-- begin Stored rows --

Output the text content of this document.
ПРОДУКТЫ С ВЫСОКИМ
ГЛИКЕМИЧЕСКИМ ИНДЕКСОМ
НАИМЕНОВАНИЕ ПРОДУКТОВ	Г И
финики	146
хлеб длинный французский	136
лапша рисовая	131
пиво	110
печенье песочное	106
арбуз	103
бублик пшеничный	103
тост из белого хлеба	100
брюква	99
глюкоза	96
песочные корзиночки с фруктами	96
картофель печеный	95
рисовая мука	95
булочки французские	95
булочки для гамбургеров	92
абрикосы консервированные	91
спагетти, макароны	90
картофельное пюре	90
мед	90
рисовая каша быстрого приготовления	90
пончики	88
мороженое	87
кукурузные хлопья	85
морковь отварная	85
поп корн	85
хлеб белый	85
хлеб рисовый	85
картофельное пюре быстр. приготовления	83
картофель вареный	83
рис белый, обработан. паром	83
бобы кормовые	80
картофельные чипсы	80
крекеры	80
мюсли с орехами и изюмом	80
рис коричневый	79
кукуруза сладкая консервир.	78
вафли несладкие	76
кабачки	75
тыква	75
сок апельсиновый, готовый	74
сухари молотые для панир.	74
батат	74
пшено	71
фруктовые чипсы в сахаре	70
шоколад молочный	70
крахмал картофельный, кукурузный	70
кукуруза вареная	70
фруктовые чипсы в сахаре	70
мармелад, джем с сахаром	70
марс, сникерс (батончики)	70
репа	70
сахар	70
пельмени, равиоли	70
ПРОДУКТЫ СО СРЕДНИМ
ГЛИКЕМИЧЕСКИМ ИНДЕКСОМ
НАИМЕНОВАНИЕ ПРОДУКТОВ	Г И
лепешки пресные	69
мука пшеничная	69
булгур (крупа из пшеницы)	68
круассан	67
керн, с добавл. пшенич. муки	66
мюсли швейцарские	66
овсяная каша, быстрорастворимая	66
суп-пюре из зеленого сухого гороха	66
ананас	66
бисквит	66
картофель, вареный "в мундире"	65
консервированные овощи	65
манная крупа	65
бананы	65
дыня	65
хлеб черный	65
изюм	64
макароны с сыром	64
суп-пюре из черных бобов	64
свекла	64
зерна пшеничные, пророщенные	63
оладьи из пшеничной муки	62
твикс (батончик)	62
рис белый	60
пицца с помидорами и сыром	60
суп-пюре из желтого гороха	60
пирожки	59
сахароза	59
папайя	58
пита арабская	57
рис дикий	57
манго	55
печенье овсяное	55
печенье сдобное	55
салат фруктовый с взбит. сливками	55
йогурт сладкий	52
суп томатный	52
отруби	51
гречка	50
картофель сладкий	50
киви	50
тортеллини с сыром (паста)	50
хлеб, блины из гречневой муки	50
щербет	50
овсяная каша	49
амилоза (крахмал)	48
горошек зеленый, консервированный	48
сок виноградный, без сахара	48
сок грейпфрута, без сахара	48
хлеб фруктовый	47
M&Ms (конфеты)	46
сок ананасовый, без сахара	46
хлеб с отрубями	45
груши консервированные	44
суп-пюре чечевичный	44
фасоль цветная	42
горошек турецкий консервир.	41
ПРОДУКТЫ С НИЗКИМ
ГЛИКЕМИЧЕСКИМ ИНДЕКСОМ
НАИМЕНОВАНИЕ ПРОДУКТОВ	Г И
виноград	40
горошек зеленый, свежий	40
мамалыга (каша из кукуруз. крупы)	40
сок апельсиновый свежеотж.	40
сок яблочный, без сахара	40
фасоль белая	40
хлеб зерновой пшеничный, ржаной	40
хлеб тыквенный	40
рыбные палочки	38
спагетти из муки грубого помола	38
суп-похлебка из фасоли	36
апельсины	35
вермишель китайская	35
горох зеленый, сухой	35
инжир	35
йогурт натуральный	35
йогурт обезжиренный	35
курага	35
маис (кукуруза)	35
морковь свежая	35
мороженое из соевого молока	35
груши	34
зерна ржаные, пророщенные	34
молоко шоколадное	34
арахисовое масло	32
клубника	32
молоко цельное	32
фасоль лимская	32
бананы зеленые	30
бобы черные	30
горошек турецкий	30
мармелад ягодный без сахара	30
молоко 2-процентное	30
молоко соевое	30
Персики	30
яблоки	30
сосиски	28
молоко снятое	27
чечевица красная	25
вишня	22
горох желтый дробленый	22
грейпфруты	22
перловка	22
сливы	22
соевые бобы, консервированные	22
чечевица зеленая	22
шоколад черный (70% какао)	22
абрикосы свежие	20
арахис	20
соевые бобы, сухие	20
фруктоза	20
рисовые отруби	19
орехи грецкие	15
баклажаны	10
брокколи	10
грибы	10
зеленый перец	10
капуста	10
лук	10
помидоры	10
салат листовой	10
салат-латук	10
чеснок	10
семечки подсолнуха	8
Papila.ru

-- end Stored rows --

* [Short task]: Return the whole listing exactly.

* [Exercise response]:
Output the text content of this document.
ПРОДУКТЫ С ВЫСОКИМ
ГЛИКЕМИЧЕСКИМ ИНДЕКСОМ
НАИМЕНОВАНИЕ ПРОДУКТОВ	Г И
финики	146
хлеб длинный французский	136
лапша рисовая	131
пиво	110
печенье песочное	106
арбуз	103
бублик пшеничный	103
тост из белого хлеба	100
брюква	99
глюкоза	96
песочные корзиночки с фруктами	96
картофель печеный	95
рисовая мука	95
булочки французские	95
булочки для гамбургеров	92
абрикосы консервированные	91
спагетти, макароны	90
картофельное пюре	90
мед	90
рисовая каша быстрого приготовления	90
пончики	88
мороженое	87
кукурузные хлопья	85
морковь отварная	85
поп корн	85
хлеб белый	85
хлеб рисовый	85
картофельное пюре быстр. приготовления	83
картофель вареный	83
рис белый, обработан. паром	83
бобы кормовые	80
картофельные чипсы	80
крекеры	80
мюсли с орехами и изюмом	80
рис коричневый	79
кукуруза сладкая консервир.	78
вафли несладкие	76
кабачки	75
тыква	75
сок апельсиновый, готовый	74
сухари молотые для панир.	74
батат	74
пшено	71
фруктовые чипсы в сахаре	70
шоколад молочный	70
крахмал картофельный, кукурузный	70
кукуруза вареная	70
фруктовые чипсы в сахаре	70
мармелад, джем с сахаром	70
марс, сникерс (батончики)	70
репа	70
сахар	70
пельмени, равиоли	70
ПРОДУКТЫ СО СРЕДНИМ
ГЛИКЕМИЧЕСКИМ ИНДЕКСОМ
НАИМЕНОВАНИЕ ПРОДУКТОВ	Г И
лепешки пресные	69
мука пшеничная	69
булгур (крупа из пшеницы)	68
круассан	67
керн, с добавл. пшенич. муки	66
мюсли швейцарские	66
овсяная каша, быстрорастворимая	66
суп-пюре из зеленого сухого гороха	66
ананас	66
бисквит	66
картофель, вареный "в мундире"	65
консервированные овощи	65
манная крупа	65
бананы	65
дыня	65
хлеб черный	65
изюм	64
макароны с сыром	64
суп-пюре из черных бобов	64
свекла	64
зерна пшеничные, пророщенные	63
оладьи из пшеничной муки	62
твикс (батончик)	62
рис белый	60
пицца с помидорами и сыром	60
суп-пюре из желтого гороха	60
пирожки	59
сахароза	59
папайя	58
пита арабская	57
рис дикий	57
манго	55
печенье овсяное	55
печенье сдобное	55
салат фруктовый с взбит. сливками	55
йогурт сладкий	52
суп томатный	52
отруби	51
гречка	50
картофель сладкий	50
киви	50
тортеллини с сыром (паста)	50
хлеб, блины из гречневой муки	50
щербет	50
овсяная каша	49
амилоза (крахмал)	48
горошек зеленый, консервированный	48
сок виноградный, без сахара	48
сок грейпфрута, без сахара	48
хлеб фруктовый	47
M&Ms (конфеты)	46
сок ананасовый, без сахара	46
хлеб с отрубями	45
груши консервированные	44
суп-пюре чечевичный	44
фасоль цветная	42
горошек турецкий консервир.	41
ПРОДУКТЫ С НИЗКИМ
ГЛИКЕМИЧЕСКИМ ИНДЕКСОМ
НАИМЕНОВАНИЕ ПРОДУКТОВ	Г И
виноград	40
горошек зеленый, свежий	40
мамалыга (каша из кукуруз. крупы)	40
сок апельсиновый свежеотж.	40
сок яблочный, без сахара	40
фасоль белая	40
хлеб зерновой пшеничный, ржаной	40
хлеб тыквенный	40
рыбные палочки	38
спагетти из муки грубого помола	38
суп-похлебка из фасоли	36
апельсины	35
вермишель китайская	35
горох зеленый, сухой	35
инжир	35
йогурт натуральный	35
йогурт обезжиренный	35
курага	35
маис (кукуруза)	35
морковь свежая	35
мороженое из соевого молока	35
груши	34
зерна ржаные, пророщенные	34
молоко шоколадное	34
арахисовое масло	32
клубника	32
молоко цельное	32
фасоль лимская	32
бананы зеленые	30
бобы черные	30
горошек турецкий	30
мармелад ягодный без сахара	30
молоко 2-процентное	30
молоко соевое	30
Персики	30
яблоки	30
сосиски	28
молоко снятое	27
чечевица красная	25
вишня	22
горох желтый дробленый	22
грейпфруты	22
перловка	22
сливы	22
соевые бобы, консервированные	22
чечевица зеленая	22
шоколад черный (70% какао)	22
абрикосы свежие	20
арахис	20
соевые бобы, сухие	20
фруктоза	20
рисовые отруби	19
орехи грецкие	15
баклажаны	10
брокколи	10
грибы	10
зеленый перец	10
капуста	10
лук	10
помидоры	10
салат листовой	10
салат-латук	10
чеснок	10
семечки подсолнуха	8
Papila.ru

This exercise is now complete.